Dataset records
• • • • • • •
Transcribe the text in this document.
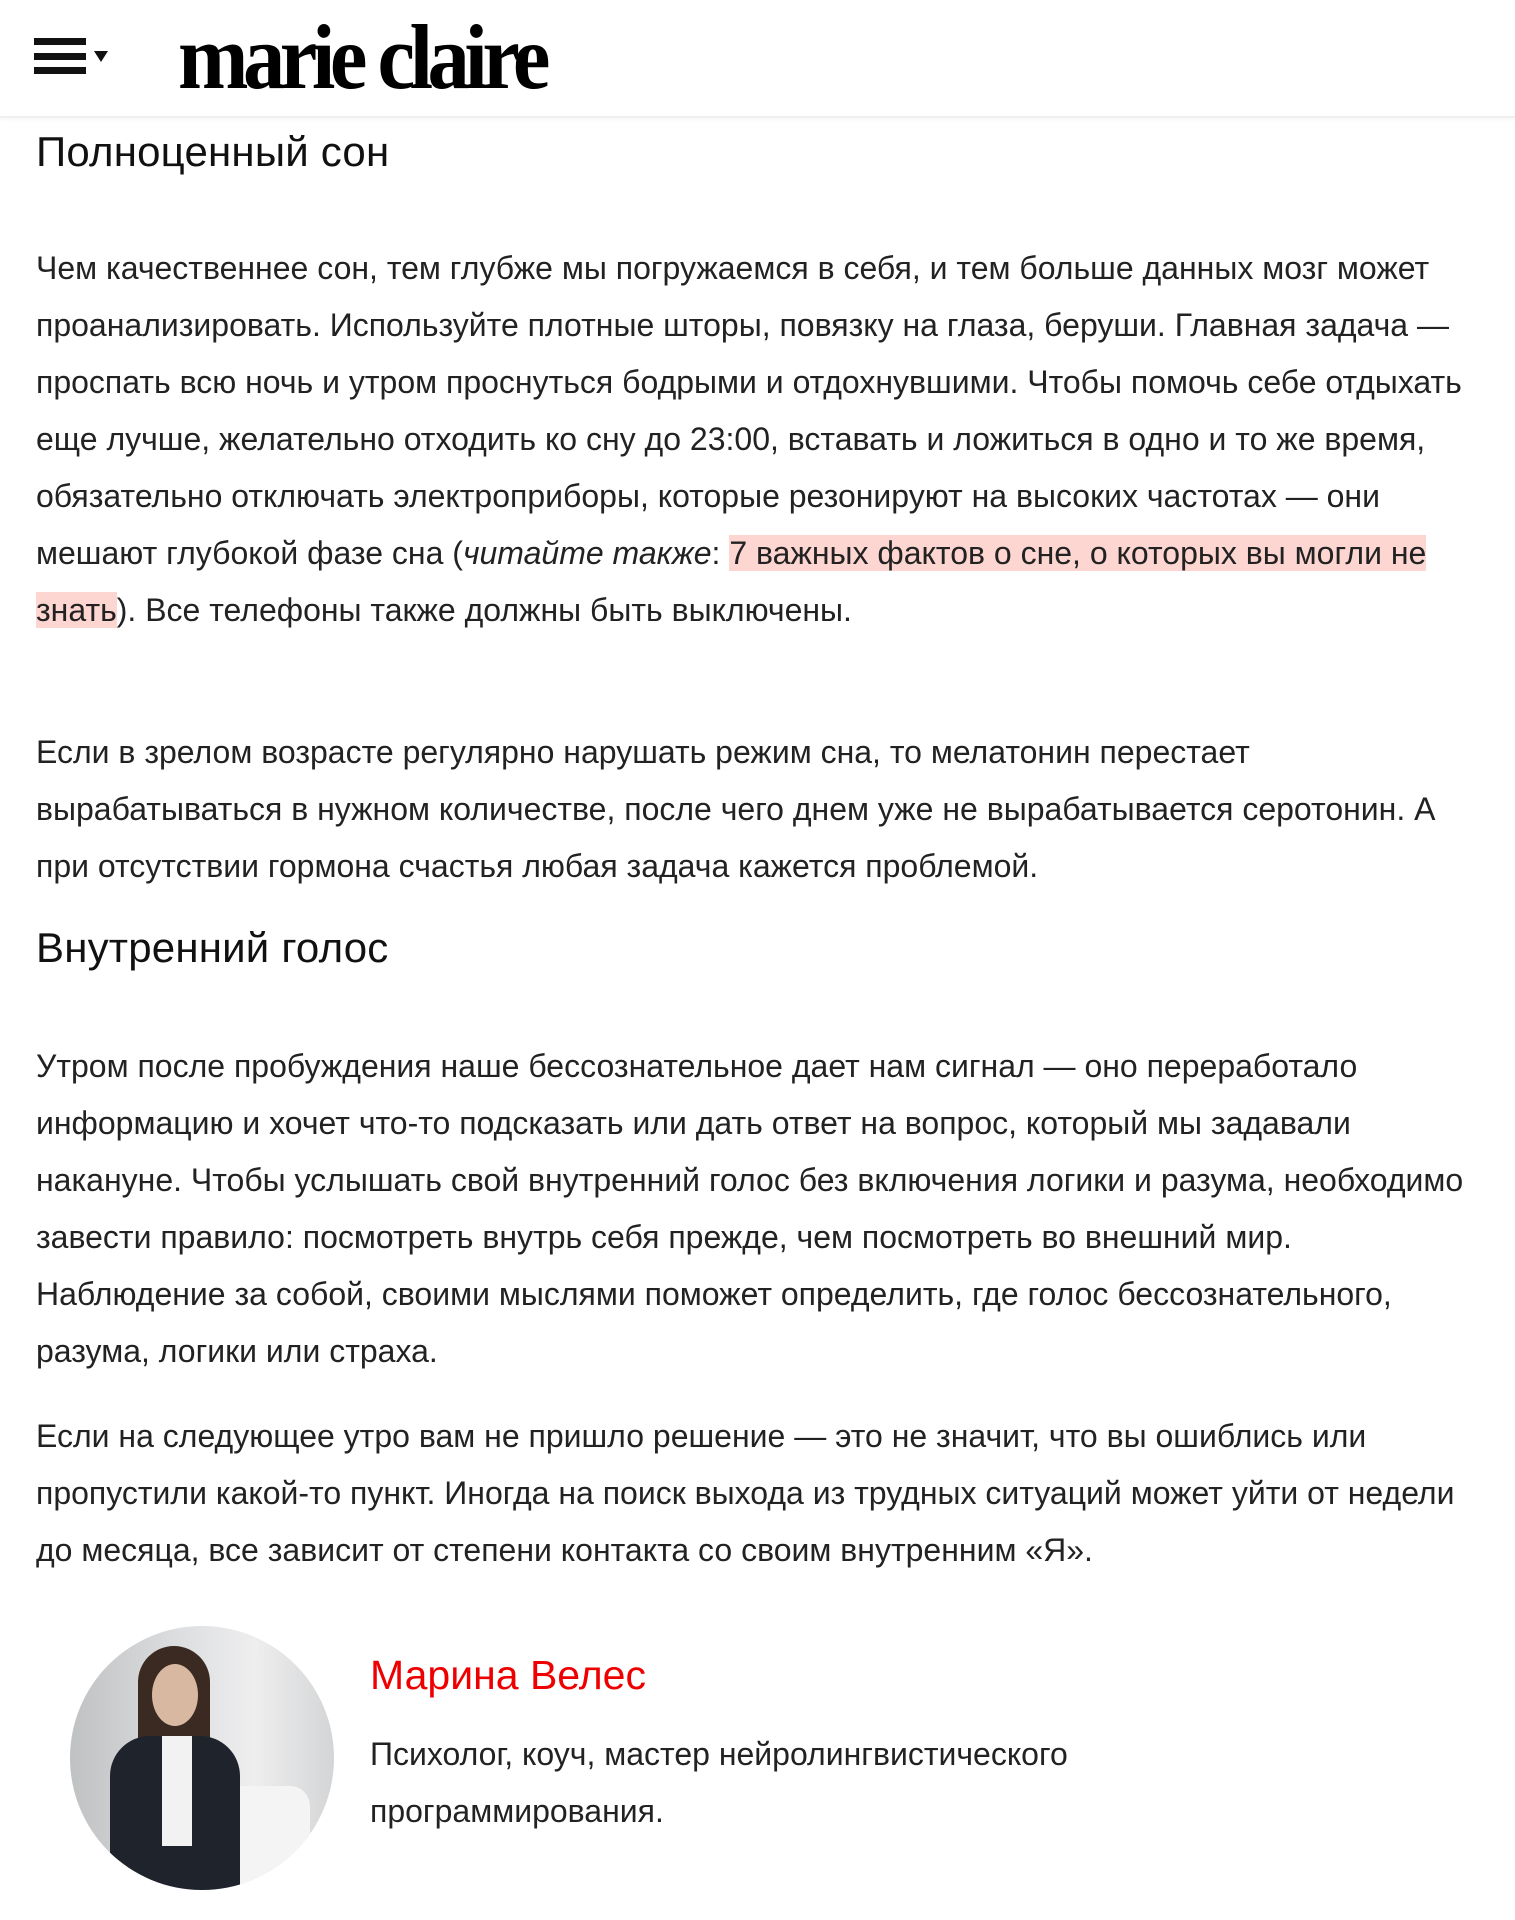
marie claire
Полноценный сон

Чем качественнее сон, тем глубже мы погружаемся в себя, и тем больше данных мозг может проанализировать. Используйте плотные шторы, повязку на глаза, беруши. Главная задача — проспать всю ночь и утром проснуться бодрыми и отдохнувшими. Чтобы помочь себе отдыхать еще лучше, желательно отходить ко сну до 23:00, вставать и ложиться в одно и то же время, обязательно отключать электроприборы, которые резонируют на высоких частотах — они мешают глубокой фазе сна (читайте также: 7 важных фактов о сне, о которых вы могли не знать). Все телефоны также должны быть выключены.

Если в зрелом возрасте регулярно нарушать режим сна, то мелатонин перестает вырабатываться в нужном количестве, после чего днем уже не вырабатывается серотонин. А при отсутствии гормона счастья любая задача кажется проблемой.

Внутренний голос

Утром после пробуждения наше бессознательное дает нам сигнал — оно переработало информацию и хочет что-то подсказать или дать ответ на вопрос, который мы задавали накануне. Чтобы услышать свой внутренний голос без включения логики и разума, необходимо завести правило: посмотреть внутрь себя прежде, чем посмотреть во внешний мир. Наблюдение за собой, своими мыслями поможет определить, где голос бессознательного, разума, логики или страха.

Если на следующее утро вам не пришло решение — это не значит, что вы ошиблись или пропустили какой-то пункт. Иногда на поиск выхода из трудных ситуаций может уйти от недели до месяца, все зависит от степени контакта со своим внутренним «Я».

Марина Велес
Психолог, коуч, мастер нейролингвистического программирования.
• • • • • • •
§ TASK OBJECTIVE: Restate the data above exactly, stripping out each image.

§ TASK OUTPUT:
Transcribe the text in this document.
marie claire
Полноценный сон

Чем качественнее сон, тем глубже мы погружаемся в себя, и тем больше данных мозг может проанализировать. Используйте плотные шторы, повязку на глаза, беруши. Главная задача — проспать всю ночь и утром проснуться бодрыми и отдохнувшими. Чтобы помочь себе отдыхать еще лучше, желательно отходить ко сну до 23:00, вставать и ложиться в одно и то же время, обязательно отключать электроприборы, которые резонируют на высоких частотах — они мешают глубокой фазе сна (читайте также: 7 важных фактов о сне, о которых вы могли не знать). Все телефоны также должны быть выключены.

Если в зрелом возрасте регулярно нарушать режим сна, то мелатонин перестает вырабатываться в нужном количестве, после чего днем уже не вырабатывается серотонин. А при отсутствии гормона счастья любая задача кажется проблемой.

Внутренний голос

Утром после пробуждения наше бессознательное дает нам сигнал — оно переработало информацию и хочет что-то подсказать или дать ответ на вопрос, который мы задавали накануне. Чтобы услышать свой внутренний голос без включения логики и разума, необходимо завести правило: посмотреть внутрь себя прежде, чем посмотреть во внешний мир. Наблюдение за собой, своими мыслями поможет определить, где голос бессознательного, разума, логики или страха.

Если на следующее утро вам не пришло решение — это не значит, что вы ошиблись или пропустили какой-то пункт. Иногда на поиск выхода из трудных ситуаций может уйти от недели до месяца, все зависит от степени контакта со своим внутренним «Я».

Марина Велес
Психолог, коуч, мастер нейролингвистического программирования.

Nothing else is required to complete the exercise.